• _OBJECTIVE_
Extract each record and reproduce it exactly.

:: RECORDS PROVIDED

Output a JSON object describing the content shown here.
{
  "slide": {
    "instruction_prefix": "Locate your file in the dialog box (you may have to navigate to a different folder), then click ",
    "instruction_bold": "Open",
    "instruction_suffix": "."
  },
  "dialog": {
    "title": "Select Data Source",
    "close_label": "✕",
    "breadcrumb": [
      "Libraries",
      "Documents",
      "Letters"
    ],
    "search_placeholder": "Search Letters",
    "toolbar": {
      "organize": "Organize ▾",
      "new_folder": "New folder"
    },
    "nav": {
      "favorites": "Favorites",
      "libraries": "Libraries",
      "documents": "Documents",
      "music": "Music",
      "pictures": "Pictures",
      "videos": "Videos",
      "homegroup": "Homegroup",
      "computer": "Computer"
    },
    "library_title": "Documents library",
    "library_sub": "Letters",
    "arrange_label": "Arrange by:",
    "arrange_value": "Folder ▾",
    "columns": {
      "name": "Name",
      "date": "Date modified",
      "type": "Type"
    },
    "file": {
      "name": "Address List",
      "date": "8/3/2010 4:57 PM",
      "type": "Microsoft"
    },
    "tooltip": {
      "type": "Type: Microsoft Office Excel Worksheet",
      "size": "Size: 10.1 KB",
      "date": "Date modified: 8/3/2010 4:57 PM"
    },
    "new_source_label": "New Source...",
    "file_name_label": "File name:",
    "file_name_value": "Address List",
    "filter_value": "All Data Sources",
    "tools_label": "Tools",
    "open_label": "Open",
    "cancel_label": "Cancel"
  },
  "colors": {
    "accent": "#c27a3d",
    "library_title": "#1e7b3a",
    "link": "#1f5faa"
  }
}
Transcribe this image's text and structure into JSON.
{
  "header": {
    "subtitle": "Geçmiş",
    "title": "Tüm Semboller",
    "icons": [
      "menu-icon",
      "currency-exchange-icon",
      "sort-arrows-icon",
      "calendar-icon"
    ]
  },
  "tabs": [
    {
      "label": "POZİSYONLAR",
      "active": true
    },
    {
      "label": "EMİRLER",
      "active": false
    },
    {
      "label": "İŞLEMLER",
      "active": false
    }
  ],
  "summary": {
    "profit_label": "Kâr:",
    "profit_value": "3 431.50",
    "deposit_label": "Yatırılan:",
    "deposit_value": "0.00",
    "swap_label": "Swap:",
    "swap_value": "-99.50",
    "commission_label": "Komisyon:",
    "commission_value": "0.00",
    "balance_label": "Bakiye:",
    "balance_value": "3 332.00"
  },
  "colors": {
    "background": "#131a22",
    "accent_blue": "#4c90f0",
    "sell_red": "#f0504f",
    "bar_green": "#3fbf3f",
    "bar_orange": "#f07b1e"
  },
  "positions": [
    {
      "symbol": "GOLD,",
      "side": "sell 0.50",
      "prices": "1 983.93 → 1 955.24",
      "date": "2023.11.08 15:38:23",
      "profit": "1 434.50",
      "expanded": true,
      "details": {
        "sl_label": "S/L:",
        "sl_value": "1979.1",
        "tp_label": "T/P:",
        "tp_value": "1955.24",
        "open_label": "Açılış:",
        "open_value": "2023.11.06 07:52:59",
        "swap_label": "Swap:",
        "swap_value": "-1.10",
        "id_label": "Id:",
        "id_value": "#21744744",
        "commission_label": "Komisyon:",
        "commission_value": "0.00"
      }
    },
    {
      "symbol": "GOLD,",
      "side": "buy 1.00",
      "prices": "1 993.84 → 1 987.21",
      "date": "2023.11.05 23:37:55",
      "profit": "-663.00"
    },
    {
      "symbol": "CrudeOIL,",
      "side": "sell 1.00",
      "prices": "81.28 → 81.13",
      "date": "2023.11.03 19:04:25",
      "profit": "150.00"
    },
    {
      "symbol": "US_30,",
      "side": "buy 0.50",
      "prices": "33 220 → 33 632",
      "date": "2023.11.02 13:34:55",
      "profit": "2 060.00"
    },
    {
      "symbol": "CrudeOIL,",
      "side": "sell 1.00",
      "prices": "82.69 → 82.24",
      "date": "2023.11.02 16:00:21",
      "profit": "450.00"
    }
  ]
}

::::

• _RIGHT ANSWER_
Output a JSON object describing the content shown here.
{
  "slide": {
    "instruction_prefix": "Locate your file in the dialog box (you may have to navigate to a different folder), then click ",
    "instruction_bold": "Open",
    "instruction_suffix": "."
  },
  "dialog": {
    "title": "Select Data Source",
    "close_label": "✕",
    "breadcrumb": [
      "Libraries",
      "Documents",
      "Letters"
    ],
    "search_placeholder": "Search Letters",
    "toolbar": {
      "organize": "Organize ▾",
      "new_folder": "New folder"
    },
    "nav": {
      "favorites": "Favorites",
      "libraries": "Libraries",
      "documents": "Documents",
      "music": "Music",
      "pictures": "Pictures",
      "videos": "Videos",
      "homegroup": "Homegroup",
      "computer": "Computer"
    },
    "library_title": "Documents library",
    "library_sub": "Letters",
    "arrange_label": "Arrange by:",
    "arrange_value": "Folder ▾",
    "columns": {
      "name": "Name",
      "date": "Date modified",
      "type": "Type"
    },
    "file": {
      "name": "Address List",
      "date": "8/3/2010 4:57 PM",
      "type": "Microsoft"
    },
    "tooltip": {
      "type": "Type: Microsoft Office Excel Worksheet",
      "size": "Size: 10.1 KB",
      "date": "Date modified: 8/3/2010 4:57 PM"
    },
    "new_source_label": "New Source...",
    "file_name_label": "File name:",
    "file_name_value": "Address List",
    "filter_value": "All Data Sources",
    "tools_label": "Tools",
    "open_label": "Open",
    "cancel_label": "Cancel"
  },
  "colors": {
    "accent": "#c27a3d",
    "library_title": "#1e7b3a",
    "link": "#1f5faa"
  }
}
Transcribe this image's text and structure into JSON.
{
  "header": {
    "subtitle": "Geçmiş",
    "title": "Tüm Semboller",
    "icons": [
      "menu-icon",
      "currency-exchange-icon",
      "sort-arrows-icon",
      "calendar-icon"
    ]
  },
  "tabs": [
    {
      "label": "POZİSYONLAR",
      "active": true
    },
    {
      "label": "EMİRLER",
      "active": false
    },
    {
      "label": "İŞLEMLER",
      "active": false
    }
  ],
  "summary": {
    "profit_label": "Kâr:",
    "profit_value": "3 431.50",
    "deposit_label": "Yatırılan:",
    "deposit_value": "0.00",
    "swap_label": "Swap:",
    "swap_value": "-99.50",
    "commission_label": "Komisyon:",
    "commission_value": "0.00",
    "balance_label": "Bakiye:",
    "balance_value": "3 332.00"
  },
  "colors": {
    "background": "#131a22",
    "accent_blue": "#4c90f0",
    "sell_red": "#f0504f",
    "bar_green": "#3fbf3f",
    "bar_orange": "#f07b1e"
  },
  "positions": [
    {
      "symbol": "GOLD,",
      "side": "sell 0.50",
      "prices": "1 983.93 → 1 955.24",
      "date": "2023.11.08 15:38:23",
      "profit": "1 434.50",
      "expanded": true,
      "details": {
        "sl_label": "S/L:",
        "sl_value": "1979.1",
        "tp_label": "T/P:",
        "tp_value": "1955.24",
        "open_label": "Açılış:",
        "open_value": "2023.11.06 07:52:59",
        "swap_label": "Swap:",
        "swap_value": "-1.10",
        "id_label": "Id:",
        "id_value": "#21744744",
        "commission_label": "Komisyon:",
        "commission_value": "0.00"
      }
    },
    {
      "symbol": "GOLD,",
      "side": "buy 1.00",
      "prices": "1 993.84 → 1 987.21",
      "date": "2023.11.05 23:37:55",
      "profit": "-663.00"
    },
    {
      "symbol": "CrudeOIL,",
      "side": "sell 1.00",
      "prices": "81.28 → 81.13",
      "date": "2023.11.03 19:04:25",
      "profit": "150.00"
    },
    {
      "symbol": "US_30,",
      "side": "buy 0.50",
      "prices": "33 220 → 33 632",
      "date": "2023.11.02 13:34:55",
      "profit": "2 060.00"
    },
    {
      "symbol": "CrudeOIL,",
      "side": "sell 1.00",
      "prices": "82.69 → 82.24",
      "date": "2023.11.02 16:00:21",
      "profit": "450.00"
    }
  ]
}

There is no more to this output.